### DESCRIPTION OF THE TASK
Every line must be returned precisely as it is written.

### MATERIAL SHOWN

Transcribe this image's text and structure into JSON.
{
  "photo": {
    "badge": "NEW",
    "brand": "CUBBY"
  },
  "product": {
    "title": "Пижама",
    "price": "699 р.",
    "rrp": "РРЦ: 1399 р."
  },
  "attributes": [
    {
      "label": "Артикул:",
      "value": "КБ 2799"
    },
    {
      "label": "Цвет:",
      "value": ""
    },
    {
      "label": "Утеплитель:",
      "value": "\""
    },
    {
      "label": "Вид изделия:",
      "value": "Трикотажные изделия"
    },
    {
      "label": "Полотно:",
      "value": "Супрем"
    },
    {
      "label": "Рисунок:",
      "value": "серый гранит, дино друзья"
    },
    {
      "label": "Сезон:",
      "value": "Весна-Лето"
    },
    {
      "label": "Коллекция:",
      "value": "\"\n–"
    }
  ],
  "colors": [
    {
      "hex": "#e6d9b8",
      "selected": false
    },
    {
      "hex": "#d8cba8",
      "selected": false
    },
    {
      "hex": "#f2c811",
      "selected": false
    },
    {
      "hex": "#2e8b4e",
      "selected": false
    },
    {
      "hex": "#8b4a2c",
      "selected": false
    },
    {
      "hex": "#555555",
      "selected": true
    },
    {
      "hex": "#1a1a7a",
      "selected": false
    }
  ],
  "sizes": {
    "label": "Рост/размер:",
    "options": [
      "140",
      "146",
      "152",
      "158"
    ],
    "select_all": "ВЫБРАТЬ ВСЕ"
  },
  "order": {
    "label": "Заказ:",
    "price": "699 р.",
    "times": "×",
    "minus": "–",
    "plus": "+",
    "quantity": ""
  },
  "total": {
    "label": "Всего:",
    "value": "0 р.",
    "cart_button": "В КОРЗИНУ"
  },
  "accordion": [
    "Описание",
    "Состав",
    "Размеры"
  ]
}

### EXERCISE RESPONSE
Transcribe this image's text and structure into JSON.
{
  "photo": {
    "badge": "NEW",
    "brand": "CUBBY"
  },
  "product": {
    "title": "Пижама",
    "price": "699 р.",
    "rrp": "РРЦ: 1399 р."
  },
  "attributes": [
    {
      "label": "Артикул:",
      "value": "КБ 2799"
    },
    {
      "label": "Цвет:",
      "value": ""
    },
    {
      "label": "Утеплитель:",
      "value": "\""
    },
    {
      "label": "Вид изделия:",
      "value": "Трикотажные изделия"
    },
    {
      "label": "Полотно:",
      "value": "Супрем"
    },
    {
      "label": "Рисунок:",
      "value": "серый гранит, дино друзья"
    },
    {
      "label": "Сезон:",
      "value": "Весна-Лето"
    },
    {
      "label": "Коллекция:",
      "value": "\"\n–"
    }
  ],
  "colors": [
    {
      "hex": "#e6d9b8",
      "selected": false
    },
    {
      "hex": "#d8cba8",
      "selected": false
    },
    {
      "hex": "#f2c811",
      "selected": false
    },
    {
      "hex": "#2e8b4e",
      "selected": false
    },
    {
      "hex": "#8b4a2c",
      "selected": false
    },
    {
      "hex": "#555555",
      "selected": true
    },
    {
      "hex": "#1a1a7a",
      "selected": false
    }
  ],
  "sizes": {
    "label": "Рост/размер:",
    "options": [
      "140",
      "146",
      "152",
      "158"
    ],
    "select_all": "ВЫБРАТЬ ВСЕ"
  },
  "order": {
    "label": "Заказ:",
    "price": "699 р.",
    "times": "×",
    "minus": "–",
    "plus": "+",
    "quantity": ""
  },
  "total": {
    "label": "Всего:",
    "value": "0 р.",
    "cart_button": "В КОРЗИНУ"
  },
  "accordion": [
    "Описание",
    "Состав",
    "Размеры"
  ]
}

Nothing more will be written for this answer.